#### [Görev 1]
Aşağıdaki 1968 kuşağı ve Filistin davası üzerine metni hiç değiştirmeden baştan sona tekrarla.

#### [Verilen metin]
- - -

1968 kuşağı, dünya genelinde siyasi ve toplumsal bir uyanışın simgesi olmuş, özellikle üniversite gençliğinin devrimci mücadelesiyle anılmıştır. Bu kuşağın mensupları, sadece kendi ülkelerindeki adaletsizliklerle değil, aynı zamanda uluslararası sorunlarla da ilgilenmişlerdir. Filistin davası, 68 kuşağının devrimci gençleri için uluslararası bir dayanışma ve mücadele alanı olmuştur.
1968 kuşağı, dünya genelinde siyasi ve toplumsal bir uyanışın simgesiydi ve üniversite gençliğinin devrimci mücadelesiyle anıldı. Bu kuşak, sadece ulusal değil, Filistin davası gibi uluslararası sorunlarla da ilgilendi. 1967 Arap-İsrail Savaşı, Filistin mücadelesini yeni bir boyuta taşıdı; işgal edilen topraklar, radikal hareketleri güçlendirdi. Filistin Kurtuluş Örgütü (FKÖ) ve diğer gruplar silahlı direnişi büyüttü, Marksist ve sosyalist çizgideki örgütler de anti-emperyalist bir duruş sergiledi.

- - -

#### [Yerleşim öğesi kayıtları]
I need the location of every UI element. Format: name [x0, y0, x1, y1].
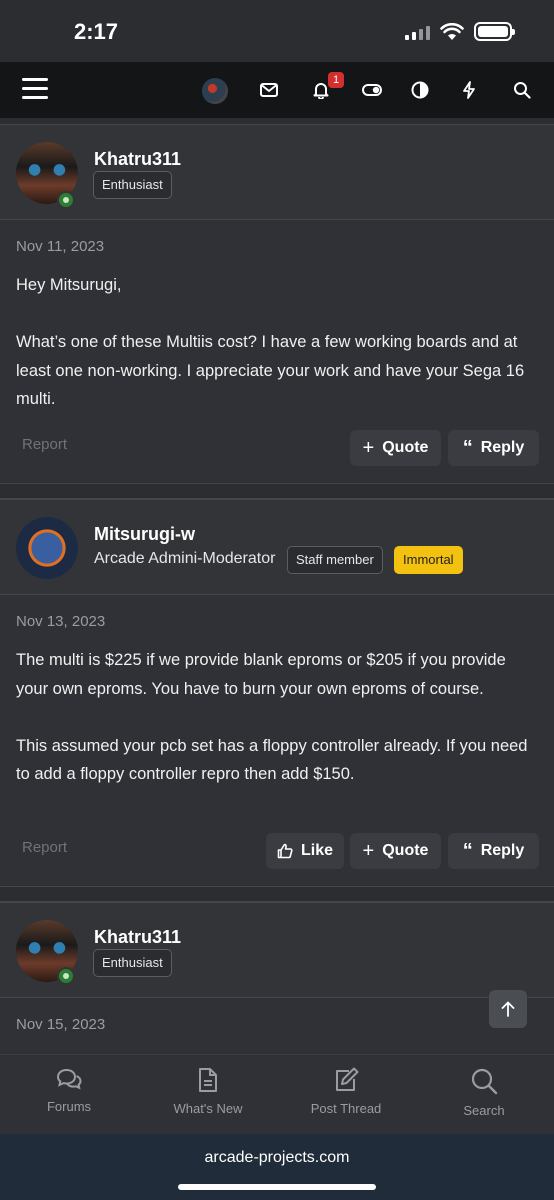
user-badge: Enthusiast	[93, 949, 172, 977]
post-header: Khatru311 Enthusiast	[0, 124, 554, 220]
tab-search-label: Search	[463, 1103, 505, 1118]
quote-button[interactable]: + Quote	[350, 833, 441, 869]
quote-marks-icon: “	[462, 839, 473, 862]
post-body: Hey Mitsurugi, What’s one of these Multi…	[16, 271, 541, 442]
search-icon[interactable]	[508, 76, 536, 104]
post-header: Khatru311 Enthusiast	[0, 902, 554, 998]
username[interactable]: Khatru311	[94, 927, 181, 948]
post-paragraph: What’s one of these Multiis cost? I have…	[16, 333, 525, 408]
post-paragraph: This assumed your pcb set has a floppy c…	[16, 736, 528, 784]
rank-badge: Immortal	[394, 546, 463, 574]
arrow-up-icon	[501, 1001, 515, 1017]
quote-label: Quote	[382, 439, 429, 456]
like-button[interactable]: Like	[266, 833, 344, 869]
post-date[interactable]: Nov 11, 2023	[16, 238, 104, 255]
post: Khatru311 Enthusiast Nov 11, 2023 Hey Mi…	[0, 124, 554, 482]
post-body: The multi is $225 if we provide blank ep…	[16, 646, 541, 817]
like-label: Like	[300, 842, 333, 859]
quote-label: Quote	[382, 842, 429, 859]
tab-post-thread-label: Post Thread	[310, 1101, 382, 1116]
avatar[interactable]	[16, 517, 78, 579]
reply-button[interactable]: “ Reply	[448, 833, 539, 869]
search-icon	[471, 1068, 498, 1095]
tab-forums[interactable]: Forums	[9, 1067, 129, 1114]
plus-icon: +	[362, 839, 375, 862]
post-divider	[0, 886, 554, 902]
post-paragraph: Hey Mitsurugi,	[16, 276, 122, 294]
reply-label: Reply	[480, 439, 525, 456]
tab-search[interactable]: Search	[424, 1067, 544, 1118]
home-indicator[interactable]	[178, 1184, 376, 1190]
user-badge: Enthusiast	[93, 171, 172, 199]
post: Khatru311 Enthusiast Nov 15, 2023	[0, 902, 554, 1054]
menu-icon[interactable]	[22, 78, 48, 102]
tab-post-thread[interactable]: Post Thread	[286, 1067, 406, 1116]
post-header: Mitsurugi-w Arcade Admini-Moderator Staf…	[0, 499, 554, 595]
chat-bubbles-icon	[56, 1068, 82, 1090]
quote-marks-icon: “	[462, 436, 473, 459]
status-bar: 2:17	[0, 0, 554, 62]
bottom-tab-bar: Forums What's New Post Thread Search	[0, 1054, 554, 1134]
user-title: Arcade Admini-Moderator	[94, 550, 276, 567]
browser-url-bar: arcade-projects.com	[0, 1134, 554, 1200]
cellular-signal-icon	[405, 24, 430, 40]
staff-badge[interactable]: Staff member	[287, 546, 383, 574]
online-status-icon	[57, 967, 75, 985]
post-paragraph: The multi is $225 if we provide blank ep…	[16, 651, 506, 698]
report-link[interactable]: Report	[22, 839, 67, 856]
quote-button[interactable]: + Quote	[350, 430, 441, 466]
envelope-icon[interactable]	[255, 76, 283, 104]
notification-badge: 1	[328, 72, 344, 88]
username[interactable]: Mitsurugi-w	[94, 524, 195, 545]
reply-label: Reply	[480, 842, 525, 859]
online-status-icon	[57, 191, 75, 209]
username[interactable]: Khatru311	[94, 149, 181, 170]
status-icons	[405, 22, 515, 41]
tab-forums-label: Forums	[46, 1099, 92, 1114]
reply-button[interactable]: “ Reply	[448, 430, 539, 466]
thumbs-up-icon	[277, 843, 293, 859]
contrast-icon[interactable]	[406, 76, 434, 104]
plus-icon: +	[362, 436, 375, 459]
bolt-icon[interactable]	[455, 76, 483, 104]
url-text[interactable]: arcade-projects.com	[0, 1149, 554, 1167]
user-avatar[interactable]	[202, 78, 228, 104]
report-link[interactable]: Report	[22, 436, 67, 453]
toggle-icon[interactable]	[358, 76, 386, 104]
tab-whats-new[interactable]: What's New	[148, 1067, 268, 1116]
top-navigation	[0, 62, 554, 118]
wifi-icon	[440, 22, 464, 40]
tab-whats-new-label: What's New	[173, 1101, 243, 1116]
post-date[interactable]: Nov 15, 2023	[16, 1016, 105, 1033]
post-date[interactable]: Nov 13, 2023	[16, 613, 105, 630]
edit-icon	[336, 1067, 359, 1091]
battery-icon	[474, 22, 515, 41]
scroll-to-top-button[interactable]	[489, 990, 527, 1028]
post-divider	[0, 483, 554, 499]
status-time: 2:17	[74, 19, 119, 44]
document-icon	[199, 1068, 217, 1092]
post: Mitsurugi-w Arcade Admini-Moderator Staf…	[0, 499, 554, 885]
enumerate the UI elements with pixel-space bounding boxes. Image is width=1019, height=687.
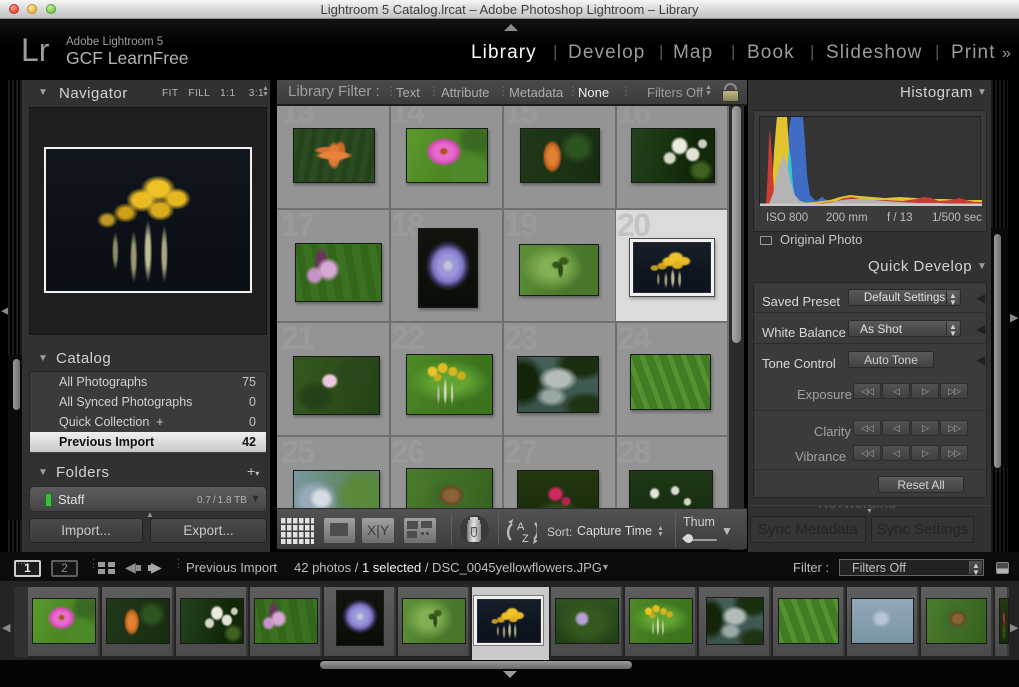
- svg-text:Z: Z: [522, 533, 529, 544]
- svg-text:A: A: [517, 521, 525, 533]
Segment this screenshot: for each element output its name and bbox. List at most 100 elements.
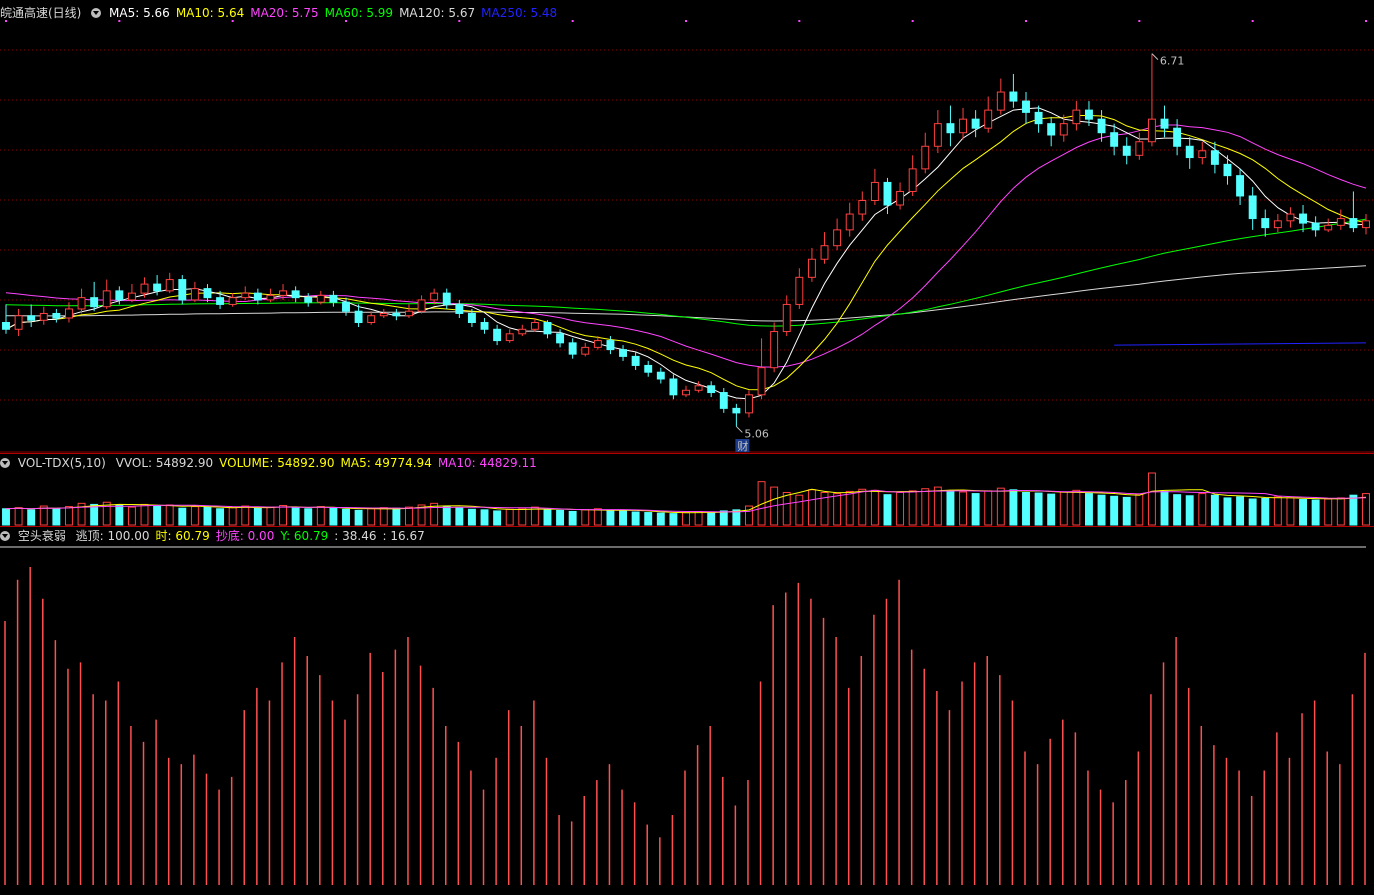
candle-body bbox=[203, 288, 212, 299]
volume-bar bbox=[1311, 499, 1320, 526]
candle-body bbox=[1236, 175, 1245, 197]
candle-body bbox=[833, 229, 842, 247]
volume-bar bbox=[2, 508, 10, 526]
candle-body bbox=[581, 346, 590, 355]
candle-body bbox=[115, 290, 124, 301]
volume-bar bbox=[190, 506, 199, 526]
volume-bar bbox=[27, 509, 36, 526]
candle-body bbox=[467, 312, 476, 324]
volume-bar bbox=[493, 510, 502, 526]
ind-legend-item-1: 时: 60.79 bbox=[155, 529, 210, 543]
candle-body bbox=[1122, 145, 1131, 156]
volume-bar bbox=[1185, 495, 1194, 526]
candle-body bbox=[354, 310, 363, 324]
candle-body bbox=[1198, 150, 1207, 159]
volume-bar bbox=[707, 511, 716, 526]
vol-legend-item-0: VVOL: 54892.90 bbox=[115, 456, 214, 470]
volume-bar bbox=[1135, 493, 1144, 526]
price-legend: 皖通高速(日线) MA5: 5.66 MA10: 5.64 MA20: 5.75 MA… bbox=[0, 5, 569, 21]
volume-bar bbox=[959, 491, 968, 526]
volume-bar bbox=[153, 505, 162, 526]
candle-body bbox=[1022, 100, 1030, 113]
candle-body bbox=[896, 190, 905, 206]
candle-body bbox=[291, 290, 300, 299]
volume-bar bbox=[1336, 497, 1345, 526]
volume-bar bbox=[392, 507, 401, 526]
ma250-line bbox=[1114, 342, 1367, 346]
volume-bar bbox=[316, 506, 325, 526]
volume-bar bbox=[719, 510, 728, 526]
candle-body bbox=[493, 328, 502, 342]
candle-body bbox=[757, 367, 766, 396]
volume-bar bbox=[405, 506, 413, 526]
indicator-settings-icon[interactable] bbox=[0, 531, 10, 541]
candle-body bbox=[304, 297, 313, 303]
ma-legend-item-0: MA5: 5.66 bbox=[109, 6, 170, 20]
volume-bar bbox=[228, 507, 237, 526]
volume-bar bbox=[858, 488, 867, 526]
candle-body bbox=[959, 118, 968, 134]
candle-body bbox=[1210, 150, 1219, 165]
volume-bar bbox=[203, 506, 212, 526]
volume-bar bbox=[178, 507, 187, 526]
candle-body bbox=[656, 371, 665, 380]
volume-bar bbox=[115, 505, 124, 526]
candle-body bbox=[1286, 213, 1295, 222]
volume-bar bbox=[1299, 499, 1308, 526]
candle-body bbox=[1085, 109, 1093, 120]
candle-body bbox=[14, 315, 23, 330]
volume-bar bbox=[342, 508, 350, 526]
price-chart[interactable]: 6.71 5.06财 bbox=[0, 0, 1374, 453]
candle-body bbox=[39, 312, 48, 321]
volume-bar bbox=[921, 488, 930, 526]
indicator-legend: 空头衰弱 逃顶: 100.00 时: 60.79 抄底: 0.00 Y: 60.79:… bbox=[0, 528, 437, 544]
volume-bar bbox=[216, 508, 225, 526]
candle-body bbox=[619, 349, 628, 357]
signal-dot bbox=[1138, 20, 1141, 22]
volume-bar bbox=[1223, 497, 1232, 526]
candle-body bbox=[52, 312, 61, 319]
volume-bar bbox=[1261, 497, 1270, 526]
volume-bar bbox=[52, 508, 61, 526]
volume-bar bbox=[241, 505, 250, 526]
ind-legend-item-0: 逃顶: 100.00 bbox=[75, 529, 150, 543]
volume-bar bbox=[908, 490, 917, 526]
volume-bar bbox=[518, 507, 527, 526]
volume-bar bbox=[1286, 497, 1295, 526]
candle-body bbox=[216, 297, 225, 305]
ma-legend: MA5: 5.66 MA10: 5.64 MA20: 5.75 MA60: 5.99 M… bbox=[109, 6, 563, 20]
candle-body bbox=[165, 279, 174, 292]
candle-body bbox=[1009, 91, 1018, 102]
vol-legend-item-2: MA5: 49774.94 bbox=[340, 456, 432, 470]
candle-body bbox=[1324, 224, 1333, 231]
signal-dot bbox=[1251, 20, 1254, 22]
volume-bar bbox=[568, 510, 577, 526]
candle-body bbox=[908, 168, 917, 192]
candle-body bbox=[1336, 218, 1345, 226]
candle-body bbox=[253, 292, 262, 301]
candle-body bbox=[1110, 132, 1119, 147]
volume-bar bbox=[379, 507, 388, 526]
volume-bar bbox=[996, 487, 1005, 526]
candle-body bbox=[140, 283, 149, 294]
volume-bar bbox=[65, 506, 73, 526]
candle-body bbox=[1147, 118, 1156, 143]
candle-body bbox=[883, 181, 892, 206]
candle-body bbox=[946, 123, 955, 134]
volume-bar bbox=[694, 510, 703, 526]
volume-bar bbox=[165, 504, 174, 526]
volume-bar bbox=[1085, 493, 1093, 526]
candle-body bbox=[1059, 123, 1068, 136]
settings-dropdown-icon[interactable] bbox=[91, 8, 102, 18]
panel-divider bbox=[0, 453, 1374, 454]
vol-legend-items: VVOL: 54892.90 VOLUME: 54892.90 MA5: 49774… bbox=[116, 456, 543, 470]
volume-legend: VOL-TDX(5,10) VVOL: 54892.90 VOLUME: 5489… bbox=[0, 455, 549, 471]
volume-bar bbox=[682, 512, 690, 526]
indicator-chart[interactable] bbox=[0, 543, 1374, 895]
candle-body bbox=[745, 394, 753, 414]
ind-legend-item-3: Y: 60.79 bbox=[280, 529, 329, 543]
candle-body bbox=[933, 123, 942, 147]
candle-body bbox=[820, 245, 829, 260]
volume-settings-icon[interactable] bbox=[0, 458, 10, 468]
volume-bar bbox=[669, 513, 678, 526]
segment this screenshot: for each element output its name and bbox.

- - -

#### [Görev 2]
Yukarıdaki dökümde "- svg-text:Z: Z: [522, 533, 529, 544]" ifadesini içeren satırdan başla ve "most 100 elements." ifadesini içeren satırdan sonra dur. Bu aralıktaki satırları boş olanları atlayarak numaralı liste biçiminde yaz.

#### [Çıktı 1]
1968 kuşağı, dünya genelinde siyasi ve toplumsal bir uyanışın simgesi olmuş, özellikle üniversite gençliğinin devrimci mücadelesiyle anılmıştır. Bu kuşağın mensupları, sadece kendi ülkelerindeki adaletsizliklerle değil, aynı zamanda uluslararası sorunlarla da ilgilenmişlerdir. Filistin davası, 68 kuşağının devrimci gençleri için uluslararası bir dayanışma ve mücadele alanı olmuştur.
1968 kuşağı, dünya genelinde siyasi ve toplumsal bir uyanışın simgesiydi ve üniversite gençliğinin devrimci mücadelesiyle anıldı. Bu kuşak, sadece ulusal değil, Filistin davası gibi uluslararası sorunlarla da ilgilendi. 1967 Arap-İsrail Savaşı, Filistin mücadelesini yeni bir boyuta taşıdı; işgal edilen topraklar, radikal hareketleri güçlendirdi. Filistin Kurtuluş Örgütü (FKÖ) ve diğer gruplar silahlı direnişi büyüttü, Marksist ve sosyalist çizgideki örgütler de anti-emperyalist bir duruş sergiledi.

#### [Çıktı 2]
1. - svg-text:Z: Z: [522, 533, 529, 544]
2. - svg-text:A: A: [517, 521, 525, 533]
3. Segment this screenshot: for each element output its name and bbox. List at most 100 elements.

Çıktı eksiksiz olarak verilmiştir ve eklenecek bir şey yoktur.